• **Work required**
Look through the material below. Copy each line that contains the string "this".

── Records to process ──

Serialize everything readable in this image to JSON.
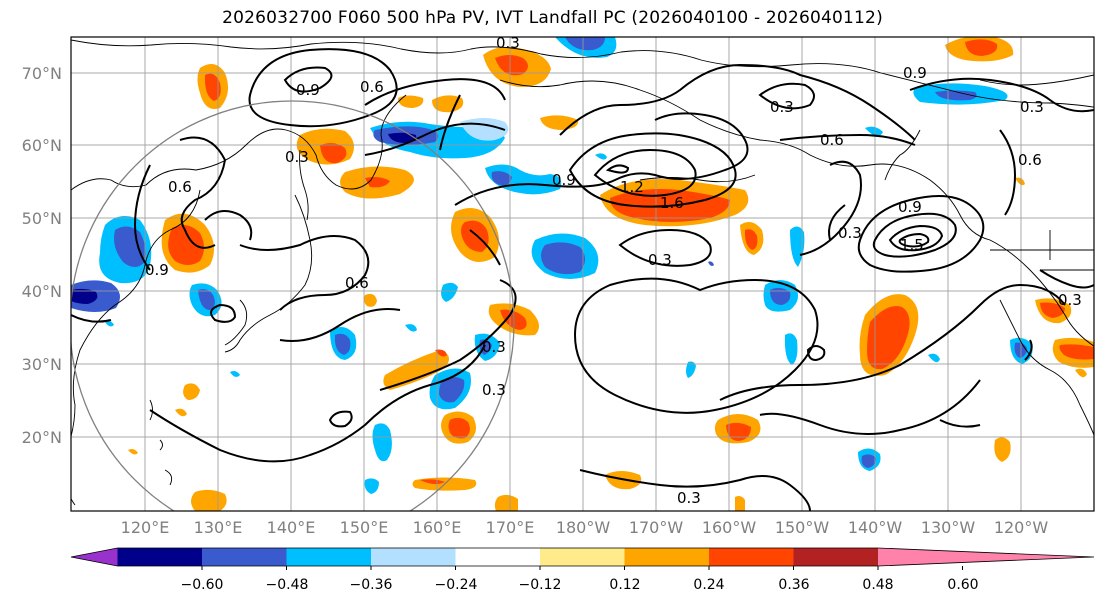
{
  "title": "2026032700 F060 500 hPa PV, IVT Landfall PC (2026040100 - 2026040112)",
  "lat_labels": [
    "70°N",
    "60°N",
    "50°N",
    "40°N",
    "30°N",
    "20°N"
  ],
  "lon_labels": [
    "120°E",
    "130°E",
    "140°E",
    "150°E",
    "160°E",
    "170°E",
    "180°W",
    "170°W",
    "160°W",
    "150°W",
    "140°W",
    "130°W",
    "120°W"
  ],
  "colorbar": {
    "colors": [
      "#9932cc",
      "#00008b",
      "#3a5bcd",
      "#00bfff",
      "#b3e0ff",
      "#ffffff",
      "#ffeb8a",
      "#ffa500",
      "#ff4500",
      "#b22222",
      "#ff82ab"
    ],
    "ticks": [
      "−0.60",
      "−0.48",
      "−0.36",
      "−0.24",
      "−0.12",
      "0.12",
      "0.24",
      "0.36",
      "0.48",
      "0.60"
    ]
  },
  "contour_labels": [
    {
      "text": "0.3"
    },
    {
      "text": "0.9"
    },
    {
      "text": "0.6"
    },
    {
      "text": "0.3"
    },
    {
      "text": "0.6"
    },
    {
      "text": "0.9"
    },
    {
      "text": "0.6"
    },
    {
      "text": "0.3"
    },
    {
      "text": "0.3"
    },
    {
      "text": "0.9"
    },
    {
      "text": "1.2"
    },
    {
      "text": "1.6"
    },
    {
      "text": "0.3"
    },
    {
      "text": "0.6"
    },
    {
      "text": "0.9"
    },
    {
      "text": "0.3"
    },
    {
      "text": "0.9"
    },
    {
      "text": "1.5"
    },
    {
      "text": "0.6"
    },
    {
      "text": "0.3"
    },
    {
      "text": "0.3"
    },
    {
      "text": "0.3"
    },
    {
      "text": "0.3"
    }
  ]
}
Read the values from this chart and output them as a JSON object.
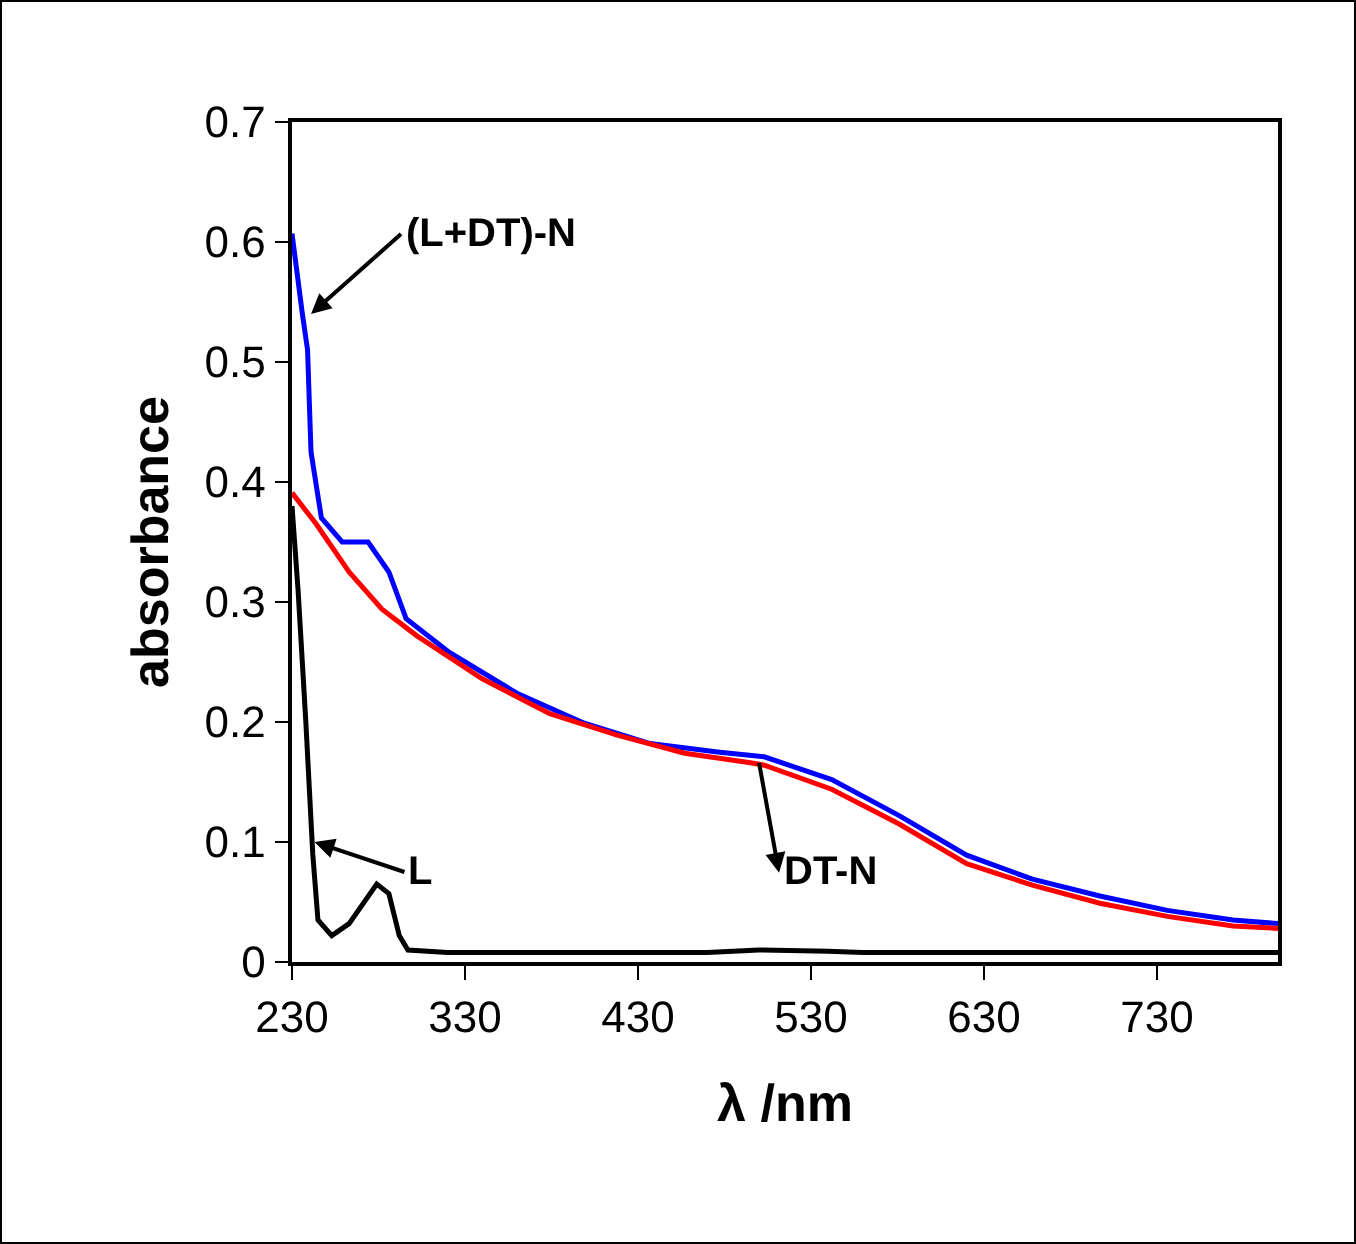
{
  "chart_data": {
    "type": "line",
    "xlabel": "λ /nm",
    "ylabel": "absorbance",
    "xlim": [
      230,
      800
    ],
    "xticks": [
      230,
      330,
      430,
      530,
      630,
      730
    ],
    "ylim": [
      0,
      0.7
    ],
    "yticks": [
      0,
      0.1,
      0.2,
      0.3,
      0.4,
      0.5,
      0.6,
      0.7
    ],
    "marker": "none",
    "line_style": "solid",
    "series": [
      {
        "color": "#0000ff",
        "x": [
          230,
          236,
          239,
          241,
          247,
          259,
          274,
          286,
          296,
          321,
          360,
          399,
          437,
          476,
          503,
          542,
          581,
          620,
          658,
          697,
          736,
          774,
          800
        ],
        "values": [
          0.607,
          0.54,
          0.51,
          0.425,
          0.37,
          0.35,
          0.35,
          0.325,
          0.286,
          0.258,
          0.224,
          0.199,
          0.182,
          0.175,
          0.171,
          0.152,
          0.122,
          0.089,
          0.069,
          0.055,
          0.043,
          0.035,
          0.032
        ]
      },
      {
        "color": "#ff0000",
        "x": [
          230,
          244,
          263,
          282,
          302,
          340,
          379,
          418,
          457,
          495,
          503,
          542,
          581,
          620,
          658,
          697,
          736,
          774,
          800
        ],
        "values": [
          0.391,
          0.365,
          0.325,
          0.294,
          0.272,
          0.236,
          0.207,
          0.189,
          0.174,
          0.166,
          0.164,
          0.144,
          0.115,
          0.082,
          0.064,
          0.049,
          0.038,
          0.03,
          0.028
        ]
      },
      {
        "color": "#000000",
        "x": [
          230,
          233.5,
          238,
          242,
          245,
          253,
          263,
          279,
          286,
          292,
          297,
          320,
          470,
          500,
          540,
          560,
          800
        ],
        "values": [
          0.38,
          0.31,
          0.2,
          0.09,
          0.035,
          0.022,
          0.032,
          0.065,
          0.057,
          0.022,
          0.01,
          0.008,
          0.008,
          0.01,
          0.009,
          0.008,
          0.008
        ]
      }
    ],
    "annotations": [
      {
        "text": "(L+DT)-N",
        "x": 241,
        "y": 0.54
      },
      {
        "text": "L",
        "x": 243,
        "y": 0.1
      },
      {
        "text": "DT-N",
        "x": 500,
        "y": 0.166
      }
    ]
  }
}
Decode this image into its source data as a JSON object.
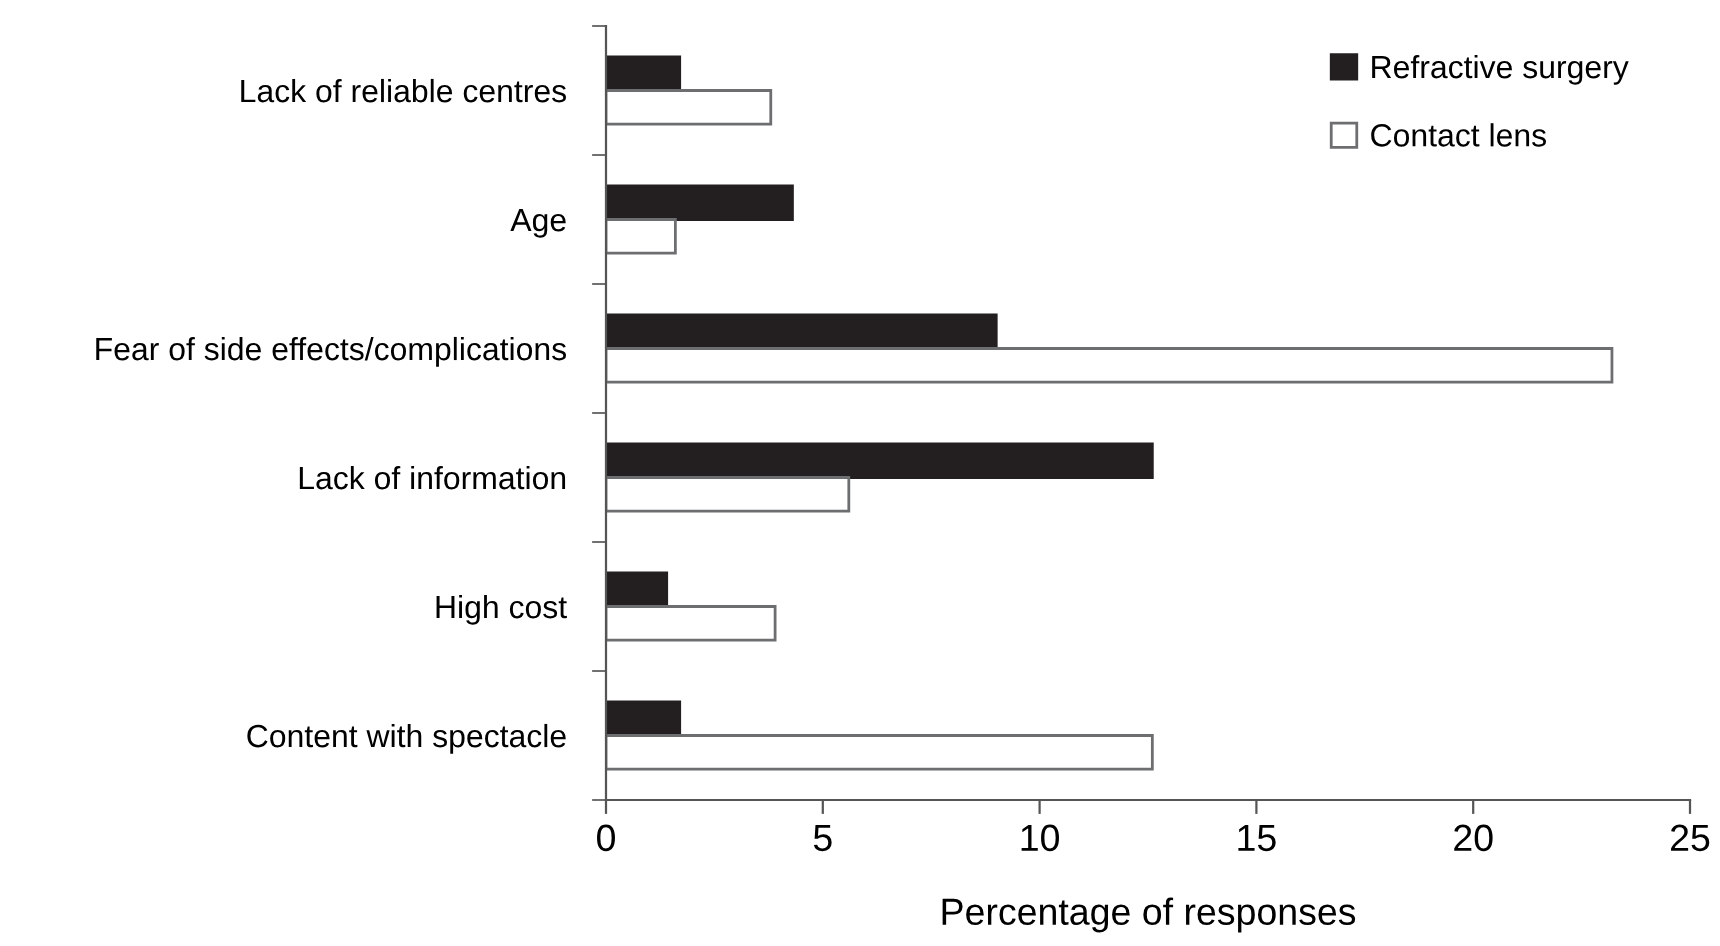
{
  "chart_data": {
    "type": "bar",
    "orientation": "horizontal",
    "xlabel": "Percentage of responses",
    "categories": [
      "Lack of reliable centres",
      "Age",
      "Fear of side effects/complications",
      "Lack of information",
      "High cost",
      "Content with spectacle"
    ],
    "series": [
      {
        "name": "Refractive surgery",
        "color": "#231f20",
        "values": [
          1.7,
          4.3,
          9.0,
          12.6,
          1.4,
          1.7
        ]
      },
      {
        "name": "Contact lens",
        "color": "#ffffff",
        "values": [
          3.8,
          1.6,
          23.2,
          5.6,
          3.9,
          12.6
        ]
      }
    ],
    "xlim": [
      0,
      25
    ],
    "xticks": [
      0,
      5,
      10,
      15,
      20,
      25
    ],
    "legend": "top right",
    "grid": false
  }
}
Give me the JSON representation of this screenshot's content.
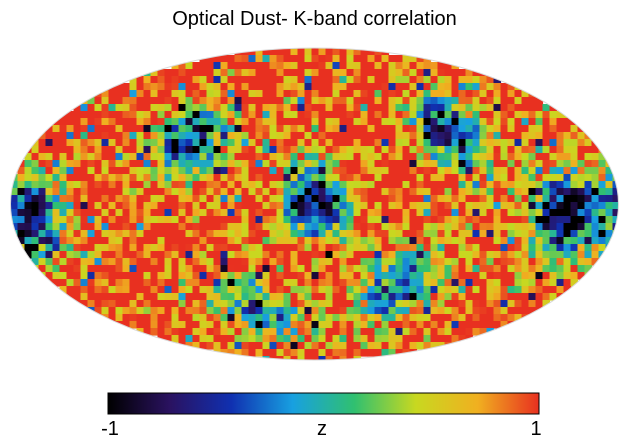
{
  "title": "Optical Dust- K-band correlation",
  "map": {
    "projection": "mollweide",
    "quantity": "z",
    "value_range": [
      -1,
      1
    ],
    "background_value": 1,
    "features": [
      {
        "kind": "anticorrelated-patch",
        "lon": 0,
        "lat": 0,
        "value": -0.9
      },
      {
        "kind": "anticorrelated-patch",
        "lon": -150,
        "lat": -5,
        "value": -1
      },
      {
        "kind": "anticorrelated-patch",
        "lon": 170,
        "lat": -5,
        "value": -0.8
      },
      {
        "kind": "anticorrelated-patch",
        "lon": 80,
        "lat": 30,
        "value": -0.5
      },
      {
        "kind": "anticorrelated-patch",
        "lon": -90,
        "lat": 35,
        "value": -0.6
      },
      {
        "kind": "anticorrelated-patch",
        "lon": 40,
        "lat": -50,
        "value": -0.5
      },
      {
        "kind": "anticorrelated-patch",
        "lon": -60,
        "lat": -40,
        "value": -0.4
      },
      {
        "kind": "correlated-region",
        "lon": 110,
        "lat": -10,
        "value": 1
      },
      {
        "kind": "correlated-region",
        "lon": 20,
        "lat": -30,
        "value": 1
      },
      {
        "kind": "correlated-region",
        "lon": -30,
        "lat": 45,
        "value": 1
      }
    ]
  },
  "colorbar": {
    "label": "z",
    "min_label": "-1",
    "max_label": "1",
    "colormap": [
      "#000000",
      "#2a1260",
      "#1030b0",
      "#18a0e0",
      "#30c070",
      "#c8d820",
      "#f0b020",
      "#e83020"
    ]
  }
}
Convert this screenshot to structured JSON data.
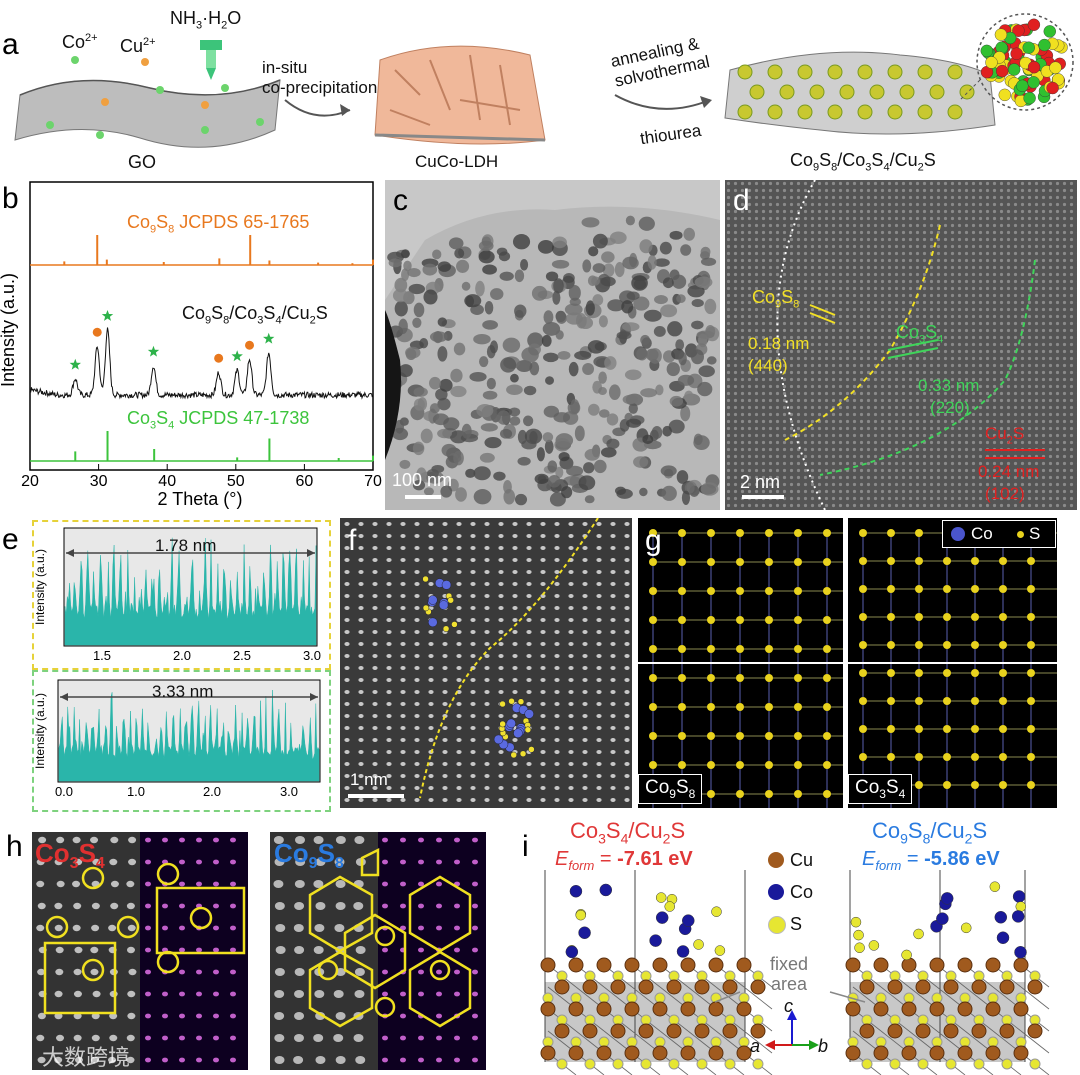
{
  "panel_a": {
    "label": "a",
    "ions": [
      "Co",
      "2+",
      "Cu",
      "2+"
    ],
    "reagent": [
      "NH",
      "3",
      "·H",
      "2",
      "O"
    ],
    "stage1": "GO",
    "arrow1": [
      "in-situ",
      "co-precipitation"
    ],
    "stage2": "CuCo-LDH",
    "arrow2_top": [
      "annealing &",
      "solvothermal"
    ],
    "arrow2_bottom": "thiourea",
    "stage3": [
      "Co",
      "9",
      "S",
      "8",
      "/Co",
      "3",
      "S",
      "4",
      "/Cu",
      "2",
      "S"
    ]
  },
  "panel_b": {
    "label": "b",
    "ref_top": [
      "Co",
      "9",
      "S",
      "8",
      " JCPDS 65-1765"
    ],
    "sample": [
      "Co",
      "9",
      "S",
      "8",
      "/Co",
      "3",
      "S",
      "4",
      "/Cu",
      "2",
      "S"
    ],
    "ref_bottom": [
      "Co",
      "3",
      "S",
      "4",
      " JCPDS 47-1738"
    ],
    "colors": {
      "co9s8": "#e8781e",
      "sample": "#111111",
      "co3s4": "#3cc43c",
      "star": "#2db24a"
    }
  },
  "chart_data": {
    "type": "line",
    "xlabel": "2 Theta (°)",
    "ylabel": "Intensity (a.u.)",
    "xlim": [
      20,
      70
    ],
    "xticks": [
      20,
      30,
      40,
      50,
      60,
      70
    ],
    "series": [
      {
        "name": "Co9S8 JCPDS 65-1765",
        "type": "sticks",
        "x": [
          25.0,
          29.8,
          31.2,
          39.5,
          47.6,
          52.1,
          54.9,
          62.0,
          67.0,
          70.0
        ],
        "y": [
          0.12,
          1.0,
          0.18,
          0.1,
          0.22,
          1.0,
          0.15,
          0.08,
          0.06,
          0.18
        ]
      },
      {
        "name": "Co9S8/Co3S4/Cu2S",
        "type": "line",
        "peaks_x": [
          26.6,
          29.8,
          31.3,
          38.0,
          47.5,
          50.2,
          52.0,
          54.8
        ],
        "peaks_y": [
          0.25,
          0.75,
          1.0,
          0.45,
          0.35,
          0.38,
          0.55,
          0.65
        ]
      },
      {
        "name": "Co3S4 JCPDS 47-1738",
        "type": "sticks",
        "x": [
          26.6,
          31.3,
          38.1,
          50.2,
          54.9,
          65.0,
          70.0
        ],
        "y": [
          0.32,
          1.0,
          0.4,
          0.12,
          0.75,
          0.1,
          0.18
        ]
      }
    ],
    "markers": {
      "circle_x": [
        29.8,
        47.5,
        52.0
      ],
      "star_x": [
        26.6,
        31.3,
        38.0,
        50.2,
        54.8
      ]
    }
  },
  "panel_c": {
    "label": "c",
    "scale": "100 nm"
  },
  "panel_d": {
    "label": "d",
    "scale": "2 nm",
    "co9s8": [
      "Co",
      "9",
      "S",
      "8"
    ],
    "co9s8_d": "0.18 nm",
    "co9s8_hkl": "(440)",
    "co3s4": [
      "Co",
      "3",
      "S",
      "4"
    ],
    "co3s4_d": "0.33 nm",
    "co3s4_hkl": "(220)",
    "cu2s": [
      "Cu",
      "2",
      "S"
    ],
    "cu2s_d": "0.24 nm",
    "cu2s_hkl": "(102)",
    "colors": {
      "yellow": "#f2e025",
      "green": "#3fd45a",
      "red": "#e02020"
    }
  },
  "panel_e": {
    "label": "e",
    "top": {
      "ylabel": "Intensity (a.u.)",
      "measure": "1.78 nm",
      "xticks": [
        "1.5",
        "2.0",
        "2.5",
        "3.0"
      ]
    },
    "bottom": {
      "ylabel": "Intensity (a.u.)",
      "measure": "3.33 nm",
      "xticks": [
        "0.0",
        "1.0",
        "2.0",
        "3.0"
      ]
    },
    "fill_color": "#2ab5aa"
  },
  "panel_f": {
    "label": "f",
    "scale": "1 nm"
  },
  "panel_g": {
    "label": "g",
    "legend": [
      "Co",
      "S"
    ],
    "left": [
      "Co",
      "9",
      "S",
      "8"
    ],
    "right": [
      "Co",
      "3",
      "S",
      "4"
    ],
    "colors": {
      "co": "#4a55cc",
      "s": "#e8d21e"
    }
  },
  "panel_h": {
    "label": "h",
    "left_title": [
      "Co",
      "3",
      "S",
      "4"
    ],
    "right_title": [
      "Co",
      "9",
      "S",
      "8"
    ],
    "colors": {
      "left_title": "#e03030",
      "right_title": "#2a7be0",
      "outline": "#f0e020"
    },
    "watermark": "大数跨境"
  },
  "panel_i": {
    "label": "i",
    "left_title": [
      "Co",
      "3",
      "S",
      "4",
      "/Cu",
      "2",
      "S"
    ],
    "left_energy": [
      "E",
      "form",
      " = ",
      "-7.61 eV"
    ],
    "right_title": [
      "Co",
      "9",
      "S",
      "8",
      "/Cu",
      "2",
      "S"
    ],
    "right_energy": [
      "E",
      "form",
      " = ",
      "-5.86 eV"
    ],
    "legend": [
      "Cu",
      "Co",
      "S"
    ],
    "fixed": [
      "fixed",
      "area"
    ],
    "axes": [
      "c",
      "a",
      "b"
    ],
    "colors": {
      "left": "#e03838",
      "right": "#2a7be0",
      "cu": "#a05a1e",
      "co": "#1a1a9a",
      "s": "#e6e632"
    }
  }
}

───

• **Expected answer**
Serialize everything readable in this image to JSON.
Read the values from this chart and output them as a JSON object.
Decode this image into its source data as a JSON object.
Give me the JSON representation of this screenshot's content.
Convert this screenshot to structured JSON data.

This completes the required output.